- Extracts from a graphics dataset

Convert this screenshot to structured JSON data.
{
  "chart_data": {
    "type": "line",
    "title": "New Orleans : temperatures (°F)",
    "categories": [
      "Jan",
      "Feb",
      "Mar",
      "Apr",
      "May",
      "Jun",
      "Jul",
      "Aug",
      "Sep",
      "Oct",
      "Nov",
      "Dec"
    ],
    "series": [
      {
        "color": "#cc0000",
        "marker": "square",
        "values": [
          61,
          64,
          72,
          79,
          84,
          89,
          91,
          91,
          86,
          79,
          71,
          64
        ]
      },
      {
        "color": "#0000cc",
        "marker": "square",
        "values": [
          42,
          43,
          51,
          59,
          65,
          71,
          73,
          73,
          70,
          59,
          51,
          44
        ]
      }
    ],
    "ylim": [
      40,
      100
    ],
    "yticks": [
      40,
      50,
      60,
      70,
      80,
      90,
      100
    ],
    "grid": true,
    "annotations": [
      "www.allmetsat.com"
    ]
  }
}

- SET EXERCISE
Print the material above once more, exactly.

- RESULT OF THIS TASK
Convert this screenshot to structured JSON data.
{
  "chart_data": {
    "type": "line",
    "title": "New Orleans : temperatures (°F)",
    "categories": [
      "Jan",
      "Feb",
      "Mar",
      "Apr",
      "May",
      "Jun",
      "Jul",
      "Aug",
      "Sep",
      "Oct",
      "Nov",
      "Dec"
    ],
    "series": [
      {
        "color": "#cc0000",
        "marker": "square",
        "values": [
          61,
          64,
          72,
          79,
          84,
          89,
          91,
          91,
          86,
          79,
          71,
          64
        ]
      },
      {
        "color": "#0000cc",
        "marker": "square",
        "values": [
          42,
          43,
          51,
          59,
          65,
          71,
          73,
          73,
          70,
          59,
          51,
          44
        ]
      }
    ],
    "ylim": [
      40,
      100
    ],
    "yticks": [
      40,
      50,
      60,
      70,
      80,
      90,
      100
    ],
    "grid": true,
    "annotations": [
      "www.allmetsat.com"
    ]
  }
}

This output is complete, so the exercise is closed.